■ Vorliegender Text:
------------------------------------------------------------------------

Livereview: Kadavar - Phased

17. Oktober 2013, Bern - ISC Club
by Kissi
Als in den 70er-Jahren die Rockmusik ihren definitiven Siegeszug antrat (nachdem Beatles, Stones und Co. den Weg geebnet hatten), geschah dies nicht zuletzt durch das Moment der Live-Darbietung. So gut die Studio-Scherben auch waren, die wirkliche Wucht und Kraft einer kreischenden Gitarre entfaltete sich erst, wenn sie von einer Bühne auf das Publikum niederdröhnte. Rock'n'Roll war erlebte, (im besten Fall) kollektive Ekstase, Ausschweifung, Spontaneität. Noch heute ist das so: So gut ein Album auch sein mag; wer live nicht überzeugt, der kann es vergessen mit der "Hall of Fame".

------------------------------------------------------------------------

■ Datensätze zu Elementrahmen:
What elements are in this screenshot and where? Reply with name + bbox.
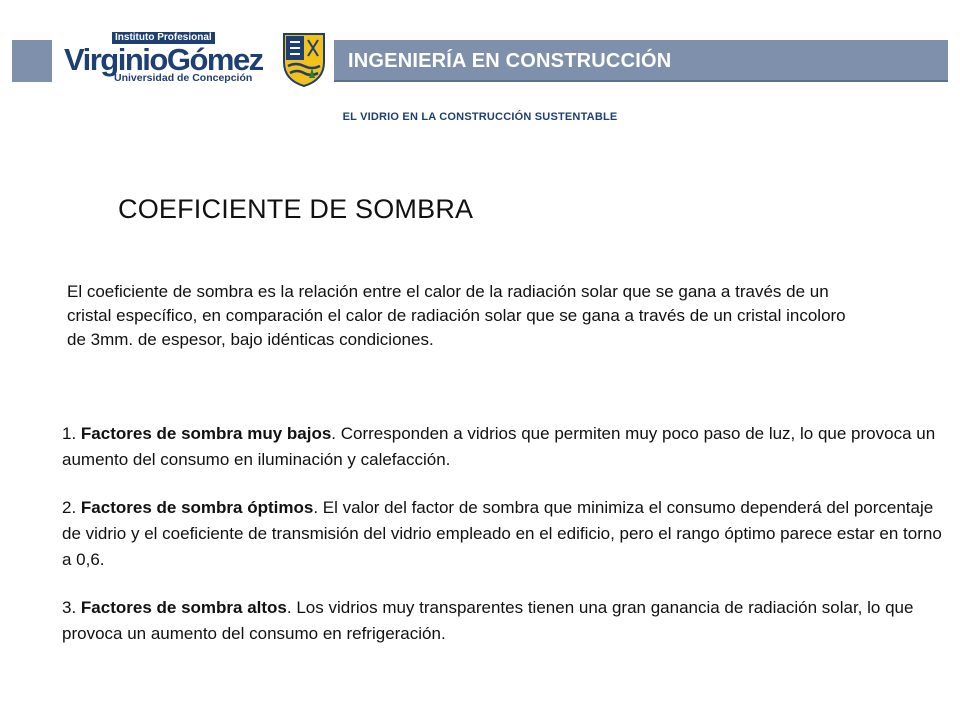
factor-list	[62, 421, 942, 669]
factor-number: 1.	[62, 424, 77, 443]
shield-icon	[282, 32, 326, 88]
intro-paragraph: El coeficiente de sombra es la relación entre el calor de la radiación solar que se gana a través de un cristal específico, en comparación el calor de radiación solar que se gana a través de un cristal incoloro de 3mm. de espesor, bajo idénticas condiciones.	[67, 282, 846, 349]
factor-item	[62, 595, 942, 647]
factor-item	[62, 421, 942, 473]
factor-text: . Los vidrios muy transparentes tienen una gran ganancia de radiación solar, lo que provoca un aumento del consumo en refrigeración.	[62, 598, 914, 643]
header-left-block	[12, 40, 52, 82]
factor-number: 3.	[62, 598, 77, 617]
factor-text: . Corresponden a vidrios que permiten muy poco paso de luz, lo que provoca un aumento del consumo en iluminación y calefacción.	[62, 424, 936, 469]
program-title: INGENIERÍA EN CONSTRUCCIÓN	[348, 50, 672, 72]
factor-heading: Factores de sombra muy bajos	[80, 424, 332, 443]
institution-logo	[58, 30, 326, 94]
logo-name-part1: Virginio	[64, 42, 167, 77]
logo-subtitle: Universidad de Concepción	[114, 72, 253, 84]
factor-number: 2.	[62, 498, 77, 517]
factor-item	[62, 495, 942, 573]
section-title: COEFICIENTE DE SOMBRA	[118, 194, 474, 224]
factor-text: . El valor del factor de sombra que minimiza el consumo dependerá del porcentaje de vidrio y el coeficiente de transmisión del vidrio empleado en el edificio, pero el rango óptimo parece estar en torno a 0,6.	[62, 498, 942, 569]
factor-heading: Factores de sombra altos	[80, 598, 287, 617]
logo-top-label: Instituto Profesional	[112, 32, 215, 44]
factor-heading: Factores de sombra óptimos	[80, 498, 314, 517]
slide-subtitle: EL VIDRIO EN LA CONSTRUCCIÓN SUSTENTABLE	[342, 111, 618, 123]
logo-name-part2: Gómez	[166, 42, 263, 77]
header-bar	[334, 40, 948, 82]
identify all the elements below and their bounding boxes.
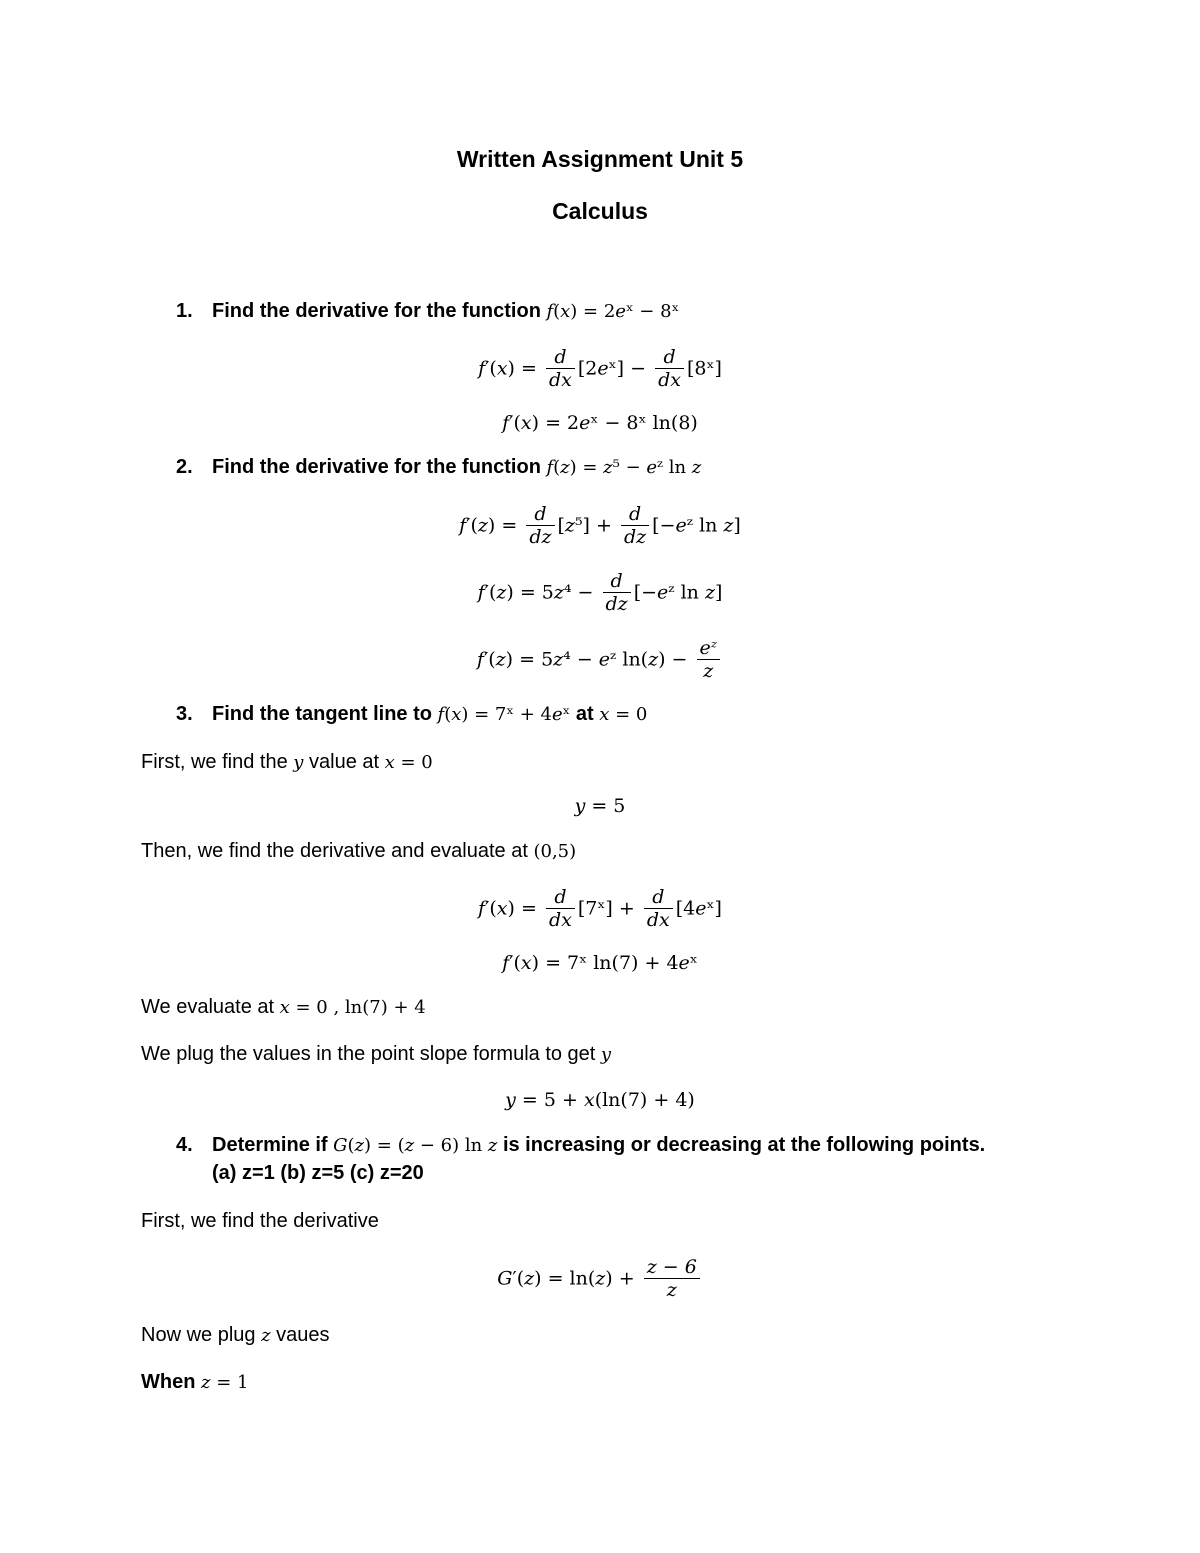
- document-title: Written Assignment Unit 5: [456, 146, 744, 172]
- question-text: Find the derivative for the function: [212, 456, 541, 478]
- fraction: $\frac{\text{𝑑}}{\text{𝑑𝑥}}$: [546, 886, 575, 931]
- paragraph: Then, we find the derivative and evaluate at (0,5): [141, 840, 577, 862]
- document-subtitle: Calculus: [552, 198, 648, 224]
- question-number: 3.: [176, 703, 193, 725]
- fraction: $\frac{\text{𝑑}}{\text{𝑑𝑧}}$: [621, 503, 649, 548]
- fraction: $\frac{\text{𝑑}}{\text{𝑑𝑥}}$: [546, 346, 575, 391]
- question-expression: 𝑓(𝑥) = 2𝑒ˣ − 8ˣ: [546, 301, 680, 322]
- fraction: $\frac{\text{𝑑}}{\text{𝑑𝑧}}$: [526, 503, 554, 548]
- fraction: $\frac{\text{𝑒ᶻ}}{\text{𝑧}}$: [697, 637, 721, 682]
- fraction: $\frac{\text{𝑑}}{\text{𝑑𝑥}}$: [655, 346, 684, 391]
- question-expression: 𝑓(𝑧) = 𝑧⁵ − 𝑒ᶻ ln 𝑧: [546, 457, 702, 478]
- question-2: [176, 456, 701, 479]
- q3-equation-2: 𝑓′(𝑥) = 7ˣ ln(7) + 4𝑒ˣ: [502, 952, 698, 974]
- question-text: Determine if: [212, 1134, 328, 1156]
- question-number: 1.: [176, 300, 193, 322]
- q3-equation-1: 𝑓′(𝑥) = $\frac{\text{𝑑}}{\text{𝑑𝑥}}$ [7ˣ] + $\frac{\text{𝑑}}{\text{𝑑𝑥}}$ [4𝑒ˣ]: [478, 886, 722, 931]
- question-subparts: (a) z=1 (b) z=5 (c) z=20: [212, 1162, 424, 1184]
- paragraph: We evaluate at 𝑥 = 0 , ln(7) + 4: [141, 996, 426, 1018]
- paragraph: We plug the values in the point slope formula to get 𝑦: [141, 1043, 612, 1065]
- fraction: $\frac{\text{𝑧 − 6}}{\text{𝑧}}$: [644, 1256, 700, 1301]
- paragraph: When 𝑧 = 1: [141, 1371, 249, 1393]
- fraction: $\frac{\text{𝑑}}{\text{𝑑𝑥}}$: [644, 886, 673, 931]
- question-number: 4.: [176, 1134, 193, 1156]
- question-text: Find the derivative for the function: [212, 300, 541, 322]
- paragraph: First, we find the 𝑦 value at 𝑥 = 0: [141, 751, 433, 773]
- question-expression: 𝑓(𝑥) = 7ˣ + 4𝑒ˣ: [437, 704, 571, 725]
- q2-equation-3: 𝑓′(𝑧) = 5𝑧⁴ − 𝑒ᶻ ln(𝑧) − $\frac{\text{𝑒ᶻ}}{\text{𝑧}}$: [0, 637, 1200, 682]
- question-expression: 𝐺(𝑧) = (𝑧 − 6) ln 𝑧: [333, 1135, 498, 1156]
- fraction: $\frac{\text{𝑑}}{\text{𝑑𝑧}}$: [603, 570, 631, 615]
- paragraph: First, we find the derivative: [141, 1210, 379, 1232]
- q1-equation-1: 𝑓′(𝑥) = $\frac{\text{𝑑}}{\text{𝑑𝑥}}$ [2𝑒ˣ] − $\frac{\text{𝑑}}{\text{𝑑𝑥}}$ [8ˣ]: [478, 346, 722, 391]
- question-3: 3. Find the tangent line to 𝑓(𝑥) = 7ˣ + 4𝑒ˣ at 𝑥 = 0: [176, 703, 648, 725]
- question-4: 4. Determine if 𝐺(𝑧) = (𝑧 − 6) ln 𝑧 is increasing or decreasing at the following points. (a) z=1 (b) z=5 (c) z=20: [176, 1134, 986, 1184]
- q3-equation-y: 𝑦 = 5: [574, 795, 626, 817]
- q4-equation-1: 𝐺′(𝑧) = ln(𝑧) + $\frac{\text{𝑧 − 6}}{\text{𝑧}}$: [0, 1256, 1200, 1301]
- question-text: Find the tangent line to: [212, 703, 432, 725]
- q3-equation-3: 𝑦 = 5 + 𝑥(ln(7) + 4): [505, 1089, 695, 1111]
- question-1: [176, 300, 679, 323]
- q2-equation-2: 𝑓′(𝑧) = 5𝑧⁴ − $\frac{\text{𝑑}}{\text{𝑑𝑧}}$ [−𝑒ᶻ ln 𝑧]: [477, 570, 723, 615]
- q2-equation-1: 𝑓′(𝑧) = $\frac{\text{𝑑}}{\text{𝑑𝑧}}$ [𝑧⁵] + $\frac{\text{𝑑}}{\text{𝑑𝑧}}$ [−𝑒ᶻ ln 𝑧]: [459, 503, 741, 548]
- q1-equation-2: 𝑓′(𝑥) = 2𝑒ˣ − 8ˣ ln(8): [502, 412, 698, 434]
- question-number: 2.: [176, 456, 193, 478]
- paragraph: Now we plug 𝑧 vaues: [141, 1324, 330, 1346]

------------------------------------------------------------------------

■ Aufgaben:
1/ Wann und wo fand das Konzert statt, das in der Konzertkritik zu Kadavar besprochen wird?
2/ Ordne in der Auflistung alles von der Zeile mit "- document-title: Written" bis hinunter zur Zeile mit "- question-subparts: (a)" als JSON-Liste von Zeichenketten an, eine pro Zeile, ohne Leerzeilen.

■ Antworten nach Aufgaben:
1/ Am 17. Oktober 2013 im ISC Club in Bern.

2/
[
  "- document-title: Written Assignment Unit 5: [456, 146, 744, 172]",
  "- question-text: Find the derivative for the function: [212, 456, 541, 478]",
  "- fraction: $\\frac{\\text{𝑑}}{\\text{𝑑𝑥}}$: [546, 886, 575, 931]",
  "- paragraph: Then, we find the derivative and evaluate at (0,5): [141, 840, 577, 862]",
  "- document-subtitle: Calculus: [552, 198, 648, 224]",
  "- question-number: 3.: [176, 703, 193, 725]",
  "- fraction: $\\frac{\\text{𝑑}}{\\text{𝑑𝑧}}$: [621, 503, 649, 548]",
  "- fraction: $\\frac{\\text{𝑑}}{\\text{𝑑𝑥}}$: [546, 346, 575, 391]",
  "- question-expression: 𝑓(𝑥) = 2𝑒ˣ − 8ˣ: [546, 301, 680, 322]",
  "- fraction: $\\frac{\\text{𝑑}}{\\text{𝑑𝑧}}$: [526, 503, 554, 548]",
  "- fraction: $\\frac{\\text{𝑒ᶻ}}{\\text{𝑧}}$: [697, 637, 721, 682]",
  "- fraction: $\\frac{\\text{𝑑}}{\\text{𝑑𝑥}}$: [655, 346, 684, 391]",
  "- question-expression: 𝑓(𝑧) = 𝑧⁵ − 𝑒ᶻ ln 𝑧: [546, 457, 702, 478]",
  "- question-2: [176, 456, 701, 479]",
  "- q3-equation-2: 𝑓′(𝑥) = 7ˣ ln(7) + 4𝑒ˣ: [502, 952, 698, 974]",
  "- question-text: Determine if: [212, 1134, 328, 1156]",
  "- question-number: 1.: [176, 300, 193, 322]",
  "- q3-equation-1: 𝑓′(𝑥) = $\\frac{\\text{𝑑}}{\\text{𝑑𝑥}}$ [7ˣ] + $\\frac{\\text{𝑑}}{\\text{𝑑𝑥}}$ [4𝑒ˣ]: [478, 886, 722, 931]",
  "- question-subparts: (a) z=1 (b) z=5 (c) z=20: [212, 1162, 424, 1184]"
]